**WHAT THE TASK REQUIRES**.
List all lines of the data containing the word "Farside".

---

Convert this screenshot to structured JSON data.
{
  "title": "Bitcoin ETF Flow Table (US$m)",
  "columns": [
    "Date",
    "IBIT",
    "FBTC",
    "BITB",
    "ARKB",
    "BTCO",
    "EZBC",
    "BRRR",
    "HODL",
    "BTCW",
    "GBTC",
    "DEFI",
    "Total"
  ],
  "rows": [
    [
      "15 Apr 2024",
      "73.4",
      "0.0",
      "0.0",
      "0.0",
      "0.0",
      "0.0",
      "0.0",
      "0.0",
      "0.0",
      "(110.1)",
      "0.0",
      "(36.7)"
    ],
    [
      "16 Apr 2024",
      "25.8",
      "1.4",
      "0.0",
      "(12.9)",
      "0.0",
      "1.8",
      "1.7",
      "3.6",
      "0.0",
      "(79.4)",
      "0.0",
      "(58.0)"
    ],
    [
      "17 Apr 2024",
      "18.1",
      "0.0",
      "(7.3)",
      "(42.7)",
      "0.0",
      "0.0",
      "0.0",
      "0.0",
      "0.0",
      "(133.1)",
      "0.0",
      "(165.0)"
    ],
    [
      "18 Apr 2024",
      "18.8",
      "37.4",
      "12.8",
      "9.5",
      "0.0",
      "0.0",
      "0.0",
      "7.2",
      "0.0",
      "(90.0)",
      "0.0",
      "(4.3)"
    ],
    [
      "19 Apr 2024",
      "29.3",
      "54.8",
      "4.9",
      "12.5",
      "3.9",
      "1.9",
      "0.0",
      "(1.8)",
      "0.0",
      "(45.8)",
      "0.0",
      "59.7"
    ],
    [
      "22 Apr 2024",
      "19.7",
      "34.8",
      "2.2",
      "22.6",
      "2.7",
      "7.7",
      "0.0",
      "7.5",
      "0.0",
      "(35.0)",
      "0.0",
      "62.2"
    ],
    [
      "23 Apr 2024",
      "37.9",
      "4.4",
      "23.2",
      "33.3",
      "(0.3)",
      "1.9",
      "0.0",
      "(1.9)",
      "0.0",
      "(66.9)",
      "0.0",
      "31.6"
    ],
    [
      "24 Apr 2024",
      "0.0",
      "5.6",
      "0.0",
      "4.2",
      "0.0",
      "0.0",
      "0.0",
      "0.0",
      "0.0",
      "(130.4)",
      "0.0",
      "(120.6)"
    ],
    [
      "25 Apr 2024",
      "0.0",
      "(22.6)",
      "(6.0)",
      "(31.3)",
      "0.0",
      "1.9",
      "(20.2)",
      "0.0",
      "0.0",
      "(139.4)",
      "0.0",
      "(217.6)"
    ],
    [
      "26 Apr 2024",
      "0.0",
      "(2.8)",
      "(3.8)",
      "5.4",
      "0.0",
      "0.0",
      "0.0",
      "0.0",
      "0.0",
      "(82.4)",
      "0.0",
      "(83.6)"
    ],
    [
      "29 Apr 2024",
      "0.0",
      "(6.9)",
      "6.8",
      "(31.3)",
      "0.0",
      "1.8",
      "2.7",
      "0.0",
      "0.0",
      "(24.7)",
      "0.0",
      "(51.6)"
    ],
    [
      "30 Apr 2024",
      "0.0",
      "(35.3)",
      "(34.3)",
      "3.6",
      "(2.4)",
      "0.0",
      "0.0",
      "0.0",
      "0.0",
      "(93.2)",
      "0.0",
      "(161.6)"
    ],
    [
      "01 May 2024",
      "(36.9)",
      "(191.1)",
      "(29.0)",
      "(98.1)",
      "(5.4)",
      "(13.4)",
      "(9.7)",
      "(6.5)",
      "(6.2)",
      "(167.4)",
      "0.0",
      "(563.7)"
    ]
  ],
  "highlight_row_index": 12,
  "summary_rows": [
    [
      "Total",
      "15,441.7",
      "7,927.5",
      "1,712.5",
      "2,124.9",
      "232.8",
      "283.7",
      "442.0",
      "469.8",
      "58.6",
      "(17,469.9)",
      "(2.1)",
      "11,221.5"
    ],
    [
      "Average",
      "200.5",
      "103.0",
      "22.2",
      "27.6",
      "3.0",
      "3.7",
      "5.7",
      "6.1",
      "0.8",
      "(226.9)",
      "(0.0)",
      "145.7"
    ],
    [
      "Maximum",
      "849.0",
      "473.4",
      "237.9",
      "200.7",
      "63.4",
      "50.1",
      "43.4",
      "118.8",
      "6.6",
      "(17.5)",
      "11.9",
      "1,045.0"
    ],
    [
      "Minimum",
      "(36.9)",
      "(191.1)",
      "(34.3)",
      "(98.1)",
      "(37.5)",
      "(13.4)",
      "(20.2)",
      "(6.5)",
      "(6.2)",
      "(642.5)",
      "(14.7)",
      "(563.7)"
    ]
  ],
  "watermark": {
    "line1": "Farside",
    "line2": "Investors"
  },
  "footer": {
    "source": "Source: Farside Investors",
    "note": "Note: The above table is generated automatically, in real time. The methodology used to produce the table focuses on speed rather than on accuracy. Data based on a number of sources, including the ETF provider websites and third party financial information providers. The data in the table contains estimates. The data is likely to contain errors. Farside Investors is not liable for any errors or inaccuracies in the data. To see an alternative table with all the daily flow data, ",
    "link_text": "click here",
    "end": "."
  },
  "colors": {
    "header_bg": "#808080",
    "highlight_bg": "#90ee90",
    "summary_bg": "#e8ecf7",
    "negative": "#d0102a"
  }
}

---

**OUTPUT OF THE EXERCISE**.
    "line1": "Farside",
    "source": "Source: Farside Investors",
    "note": "Note: The above table is generated automatically, in real time. The methodology used to produce the table focuses on speed rather than on accuracy. Data based on a number of sources, including the ETF provider websites and third party financial information providers. The data in the table contains estimates. The data is likely to contain errors. Farside Investors is not liable for any errors or inaccuracies in the data. To see an alternative table with all the daily flow data, ",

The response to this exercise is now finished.